Passage proposé:
__________________________________________________
9 Et Isaï fit passer Samma, et [Samuel] dit: L'Eternel n'a pas choisi non plus celui-ci.
Ook van Sjamma, die daarop aan Samuël voorgesteld werd, dacht hij: Ook hèm heeft Jahweh niet uitverkoren.
10 Ainsi Isaï fit passer ses sept fils devant Samuel; et Samuel dit à Isaï: L'Eternel n'a point choisi ceux-ci.
Zo stelde Jesse zijn zeven zonen aan Samuël voor; maar Samuël zei tot Jesse: Geen van hen heeft Jahweh uitverkoren.
11 Puis Samuel dit à Isaï: Sont-ce là tous tes enfants? Et il dit: Il reste encore le plus petit; mais voici, il paît les brebis. Alors Samuel dit à Isaï: Envoie-le chercher; car nous ne nous mettrons point à table jusqu'à ce qu'il soit venu ici.
Daarop vroeg hij hem: Zijn dat al uw zonen? Jesse antwoordde: De jongste ontbreekt nog; die is bij de kudde. Maar Samuël sprak tot Jesse: Laat hem dan halen; want wij gaan niet aan tafel, voordat hij hier is.
__________________________________________________
Série d'exercices:
- 1) Relevez tous les noms propres qui figurent dans les phrases en néerlandais du passage.
- 2) Veuillez recopier le passage de "Zo stelde Jesse" à "soit venu ici." en substituant "Isaï" à "Jesse".
Les lignes enregistrées n'ont aucun rôle ici.

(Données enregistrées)
__________________________________________________
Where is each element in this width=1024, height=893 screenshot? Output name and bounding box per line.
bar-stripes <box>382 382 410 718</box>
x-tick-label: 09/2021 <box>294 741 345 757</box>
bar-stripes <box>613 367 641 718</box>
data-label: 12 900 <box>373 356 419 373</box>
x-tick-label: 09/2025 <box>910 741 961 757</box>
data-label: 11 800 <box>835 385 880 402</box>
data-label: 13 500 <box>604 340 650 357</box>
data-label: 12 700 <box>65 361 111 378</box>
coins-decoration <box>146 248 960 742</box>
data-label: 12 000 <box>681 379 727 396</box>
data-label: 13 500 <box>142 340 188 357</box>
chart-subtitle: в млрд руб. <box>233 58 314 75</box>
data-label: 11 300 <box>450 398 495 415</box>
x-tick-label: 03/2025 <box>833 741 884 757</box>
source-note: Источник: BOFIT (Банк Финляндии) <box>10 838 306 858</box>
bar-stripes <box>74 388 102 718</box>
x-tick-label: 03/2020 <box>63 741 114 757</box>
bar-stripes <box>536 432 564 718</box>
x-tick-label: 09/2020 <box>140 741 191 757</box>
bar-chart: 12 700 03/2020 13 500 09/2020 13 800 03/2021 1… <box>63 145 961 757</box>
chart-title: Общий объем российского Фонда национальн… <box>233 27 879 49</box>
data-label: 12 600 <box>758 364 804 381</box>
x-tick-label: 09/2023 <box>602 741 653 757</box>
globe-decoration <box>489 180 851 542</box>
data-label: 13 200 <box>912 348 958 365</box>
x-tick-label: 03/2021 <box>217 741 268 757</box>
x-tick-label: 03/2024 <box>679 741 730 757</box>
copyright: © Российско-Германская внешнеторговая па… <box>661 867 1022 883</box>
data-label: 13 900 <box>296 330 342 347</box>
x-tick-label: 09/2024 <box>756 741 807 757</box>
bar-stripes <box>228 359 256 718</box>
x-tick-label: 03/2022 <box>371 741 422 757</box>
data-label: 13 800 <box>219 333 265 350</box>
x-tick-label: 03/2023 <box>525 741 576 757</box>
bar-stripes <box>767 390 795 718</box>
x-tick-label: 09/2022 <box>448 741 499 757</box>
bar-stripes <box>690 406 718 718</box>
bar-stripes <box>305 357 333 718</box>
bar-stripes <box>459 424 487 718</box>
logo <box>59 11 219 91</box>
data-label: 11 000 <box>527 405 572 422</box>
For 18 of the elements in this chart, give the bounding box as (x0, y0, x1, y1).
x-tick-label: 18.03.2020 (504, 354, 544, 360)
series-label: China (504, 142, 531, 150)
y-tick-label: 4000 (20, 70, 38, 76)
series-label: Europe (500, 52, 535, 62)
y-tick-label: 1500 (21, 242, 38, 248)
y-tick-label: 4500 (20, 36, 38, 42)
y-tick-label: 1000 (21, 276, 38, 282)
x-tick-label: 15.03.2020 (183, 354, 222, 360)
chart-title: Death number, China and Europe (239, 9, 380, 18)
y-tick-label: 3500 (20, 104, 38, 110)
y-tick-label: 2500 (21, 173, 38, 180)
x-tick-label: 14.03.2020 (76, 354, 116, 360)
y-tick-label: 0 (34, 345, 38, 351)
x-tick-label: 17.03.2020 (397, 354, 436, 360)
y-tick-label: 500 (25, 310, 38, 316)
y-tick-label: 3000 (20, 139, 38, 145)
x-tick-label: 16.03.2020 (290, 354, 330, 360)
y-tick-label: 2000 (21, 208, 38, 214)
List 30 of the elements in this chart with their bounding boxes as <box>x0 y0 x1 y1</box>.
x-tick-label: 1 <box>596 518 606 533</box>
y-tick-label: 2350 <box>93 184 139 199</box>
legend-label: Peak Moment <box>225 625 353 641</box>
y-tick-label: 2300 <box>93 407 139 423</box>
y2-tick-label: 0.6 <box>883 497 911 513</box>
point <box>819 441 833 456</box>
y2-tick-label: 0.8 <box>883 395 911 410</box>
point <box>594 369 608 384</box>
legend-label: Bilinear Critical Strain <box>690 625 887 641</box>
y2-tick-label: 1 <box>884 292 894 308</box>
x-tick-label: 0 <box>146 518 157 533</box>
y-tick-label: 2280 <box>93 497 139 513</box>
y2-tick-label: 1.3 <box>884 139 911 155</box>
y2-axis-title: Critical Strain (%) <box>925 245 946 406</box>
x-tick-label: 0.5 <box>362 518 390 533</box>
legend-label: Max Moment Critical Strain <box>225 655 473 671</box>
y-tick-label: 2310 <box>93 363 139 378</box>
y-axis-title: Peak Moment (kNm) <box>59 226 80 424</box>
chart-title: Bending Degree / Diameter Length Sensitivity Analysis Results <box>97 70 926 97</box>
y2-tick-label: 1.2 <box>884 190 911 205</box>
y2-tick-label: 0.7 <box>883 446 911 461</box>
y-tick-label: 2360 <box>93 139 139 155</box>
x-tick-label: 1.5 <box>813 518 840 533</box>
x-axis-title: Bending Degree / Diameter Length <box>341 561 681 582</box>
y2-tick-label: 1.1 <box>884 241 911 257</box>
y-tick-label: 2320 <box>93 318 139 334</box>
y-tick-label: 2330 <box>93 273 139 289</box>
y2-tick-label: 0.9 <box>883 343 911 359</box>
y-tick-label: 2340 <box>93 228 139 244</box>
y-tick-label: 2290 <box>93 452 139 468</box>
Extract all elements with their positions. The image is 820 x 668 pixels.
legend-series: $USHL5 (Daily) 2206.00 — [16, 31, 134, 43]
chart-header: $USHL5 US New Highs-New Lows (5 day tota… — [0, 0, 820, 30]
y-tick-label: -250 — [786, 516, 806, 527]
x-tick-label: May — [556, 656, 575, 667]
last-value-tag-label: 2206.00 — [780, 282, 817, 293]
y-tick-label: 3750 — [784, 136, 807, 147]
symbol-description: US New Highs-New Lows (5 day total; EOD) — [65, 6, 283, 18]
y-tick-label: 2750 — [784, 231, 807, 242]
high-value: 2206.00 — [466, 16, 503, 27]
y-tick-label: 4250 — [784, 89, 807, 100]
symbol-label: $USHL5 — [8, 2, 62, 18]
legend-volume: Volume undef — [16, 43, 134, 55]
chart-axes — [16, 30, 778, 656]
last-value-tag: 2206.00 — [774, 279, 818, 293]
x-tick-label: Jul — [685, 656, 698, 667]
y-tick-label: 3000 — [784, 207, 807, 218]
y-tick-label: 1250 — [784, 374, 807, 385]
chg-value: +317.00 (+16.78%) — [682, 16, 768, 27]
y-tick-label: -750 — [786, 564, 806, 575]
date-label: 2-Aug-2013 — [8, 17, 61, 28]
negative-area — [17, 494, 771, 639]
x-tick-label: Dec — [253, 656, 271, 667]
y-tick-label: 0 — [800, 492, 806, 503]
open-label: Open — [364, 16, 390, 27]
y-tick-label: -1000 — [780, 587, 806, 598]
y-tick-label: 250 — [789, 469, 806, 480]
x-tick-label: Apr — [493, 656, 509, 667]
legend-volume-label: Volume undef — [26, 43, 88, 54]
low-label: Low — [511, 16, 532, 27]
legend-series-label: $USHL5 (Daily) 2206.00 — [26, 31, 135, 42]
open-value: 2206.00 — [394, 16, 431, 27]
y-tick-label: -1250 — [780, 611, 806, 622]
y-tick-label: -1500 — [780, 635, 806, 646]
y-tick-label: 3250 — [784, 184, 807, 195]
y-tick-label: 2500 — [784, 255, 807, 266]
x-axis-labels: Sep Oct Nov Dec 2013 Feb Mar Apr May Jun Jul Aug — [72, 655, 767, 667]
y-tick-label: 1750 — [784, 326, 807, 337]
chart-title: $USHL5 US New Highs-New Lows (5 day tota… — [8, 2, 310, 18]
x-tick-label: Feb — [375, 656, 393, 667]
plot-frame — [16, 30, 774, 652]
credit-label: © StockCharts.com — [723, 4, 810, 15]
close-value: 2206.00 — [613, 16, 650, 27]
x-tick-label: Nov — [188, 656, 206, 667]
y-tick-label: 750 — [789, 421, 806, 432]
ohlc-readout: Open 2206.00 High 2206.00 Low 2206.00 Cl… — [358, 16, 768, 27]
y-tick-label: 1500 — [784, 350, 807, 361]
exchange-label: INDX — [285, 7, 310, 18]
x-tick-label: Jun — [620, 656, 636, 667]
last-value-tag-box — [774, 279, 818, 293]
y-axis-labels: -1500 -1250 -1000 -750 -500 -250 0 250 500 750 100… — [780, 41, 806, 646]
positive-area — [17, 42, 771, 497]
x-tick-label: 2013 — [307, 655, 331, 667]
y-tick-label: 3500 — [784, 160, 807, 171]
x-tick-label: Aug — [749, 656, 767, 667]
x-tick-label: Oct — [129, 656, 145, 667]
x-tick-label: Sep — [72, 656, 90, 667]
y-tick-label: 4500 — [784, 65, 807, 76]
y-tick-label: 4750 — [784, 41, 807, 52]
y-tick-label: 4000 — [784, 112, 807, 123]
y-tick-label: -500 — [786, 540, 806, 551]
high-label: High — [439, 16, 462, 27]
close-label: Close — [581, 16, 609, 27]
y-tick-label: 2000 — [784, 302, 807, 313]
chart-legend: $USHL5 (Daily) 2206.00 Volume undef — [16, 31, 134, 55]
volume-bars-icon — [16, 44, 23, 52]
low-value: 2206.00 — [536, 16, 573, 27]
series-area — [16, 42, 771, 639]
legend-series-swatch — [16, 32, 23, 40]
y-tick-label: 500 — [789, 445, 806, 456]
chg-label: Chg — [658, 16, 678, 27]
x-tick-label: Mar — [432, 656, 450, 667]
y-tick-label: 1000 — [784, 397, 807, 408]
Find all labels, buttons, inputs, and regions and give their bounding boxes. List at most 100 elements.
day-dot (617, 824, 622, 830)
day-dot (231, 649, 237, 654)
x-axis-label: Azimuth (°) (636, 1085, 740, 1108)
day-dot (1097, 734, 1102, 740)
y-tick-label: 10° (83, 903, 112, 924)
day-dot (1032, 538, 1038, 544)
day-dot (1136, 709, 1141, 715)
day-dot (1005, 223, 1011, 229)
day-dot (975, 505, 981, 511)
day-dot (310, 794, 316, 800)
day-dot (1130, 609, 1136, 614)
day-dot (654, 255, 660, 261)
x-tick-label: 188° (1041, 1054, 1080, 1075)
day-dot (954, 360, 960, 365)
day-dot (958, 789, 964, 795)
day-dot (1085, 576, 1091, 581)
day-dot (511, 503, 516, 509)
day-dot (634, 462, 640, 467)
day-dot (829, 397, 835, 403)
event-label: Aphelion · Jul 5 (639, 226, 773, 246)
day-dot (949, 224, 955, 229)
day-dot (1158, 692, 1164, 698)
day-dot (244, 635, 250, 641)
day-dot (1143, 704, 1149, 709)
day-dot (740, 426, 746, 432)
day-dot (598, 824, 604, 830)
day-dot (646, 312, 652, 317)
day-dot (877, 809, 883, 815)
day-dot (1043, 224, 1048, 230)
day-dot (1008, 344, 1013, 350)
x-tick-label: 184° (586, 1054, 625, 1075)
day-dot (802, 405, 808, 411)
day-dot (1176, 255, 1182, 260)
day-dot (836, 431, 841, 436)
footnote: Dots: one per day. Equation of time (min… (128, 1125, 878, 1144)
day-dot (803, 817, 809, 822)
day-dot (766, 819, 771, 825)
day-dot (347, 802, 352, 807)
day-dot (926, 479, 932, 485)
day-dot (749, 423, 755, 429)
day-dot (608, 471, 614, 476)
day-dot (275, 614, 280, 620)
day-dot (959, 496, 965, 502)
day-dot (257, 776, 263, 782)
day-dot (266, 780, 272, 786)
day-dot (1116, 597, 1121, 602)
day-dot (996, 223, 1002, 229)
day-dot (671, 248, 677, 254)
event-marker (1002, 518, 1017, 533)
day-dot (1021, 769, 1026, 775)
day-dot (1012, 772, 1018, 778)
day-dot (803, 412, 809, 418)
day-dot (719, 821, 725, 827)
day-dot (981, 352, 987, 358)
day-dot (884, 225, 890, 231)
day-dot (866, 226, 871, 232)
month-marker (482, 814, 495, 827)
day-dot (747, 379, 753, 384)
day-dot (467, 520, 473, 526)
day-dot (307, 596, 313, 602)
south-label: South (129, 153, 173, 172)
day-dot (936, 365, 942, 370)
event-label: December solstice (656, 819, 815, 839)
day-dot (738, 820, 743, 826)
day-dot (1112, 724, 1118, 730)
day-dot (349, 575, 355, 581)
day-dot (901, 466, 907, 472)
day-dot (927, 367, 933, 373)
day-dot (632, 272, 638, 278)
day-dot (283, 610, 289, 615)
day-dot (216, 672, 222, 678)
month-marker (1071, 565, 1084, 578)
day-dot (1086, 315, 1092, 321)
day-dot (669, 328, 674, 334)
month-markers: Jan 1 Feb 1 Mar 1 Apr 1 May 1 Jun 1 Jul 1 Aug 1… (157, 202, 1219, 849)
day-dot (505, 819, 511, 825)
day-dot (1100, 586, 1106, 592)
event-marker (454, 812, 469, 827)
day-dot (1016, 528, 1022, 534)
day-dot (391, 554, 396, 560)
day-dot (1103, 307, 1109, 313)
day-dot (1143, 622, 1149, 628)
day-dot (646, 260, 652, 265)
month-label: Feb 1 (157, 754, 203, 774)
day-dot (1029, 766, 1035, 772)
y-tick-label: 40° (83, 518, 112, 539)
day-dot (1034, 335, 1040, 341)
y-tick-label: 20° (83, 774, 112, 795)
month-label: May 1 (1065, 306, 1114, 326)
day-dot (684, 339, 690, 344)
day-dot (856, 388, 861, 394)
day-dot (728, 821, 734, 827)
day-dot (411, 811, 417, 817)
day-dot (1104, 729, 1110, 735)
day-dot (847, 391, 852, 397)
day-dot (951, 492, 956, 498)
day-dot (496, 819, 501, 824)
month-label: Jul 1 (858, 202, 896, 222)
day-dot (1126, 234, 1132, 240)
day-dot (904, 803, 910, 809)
__________________________________________________
Réponses détaillées:
- 1) Sjamma, Samuël, Jahweh, Jesse

- 2)
Zo stelde Isaï zijn zeven zonen aan Samuël voor; maar Samuël zei tot Isaï: Geen van hen heeft Jahweh uitverkoren.
11 Puis Samuel dit à Isaï: Sont-ce là tous tes enfants? Et il dit: Il reste encore le plus petit; mais voici, il paît les brebis. Alors Samuel dit à Isaï: Envoie-le chercher; car nous ne nous mettrons point à table jusqu'à ce qu'il soit venu ici.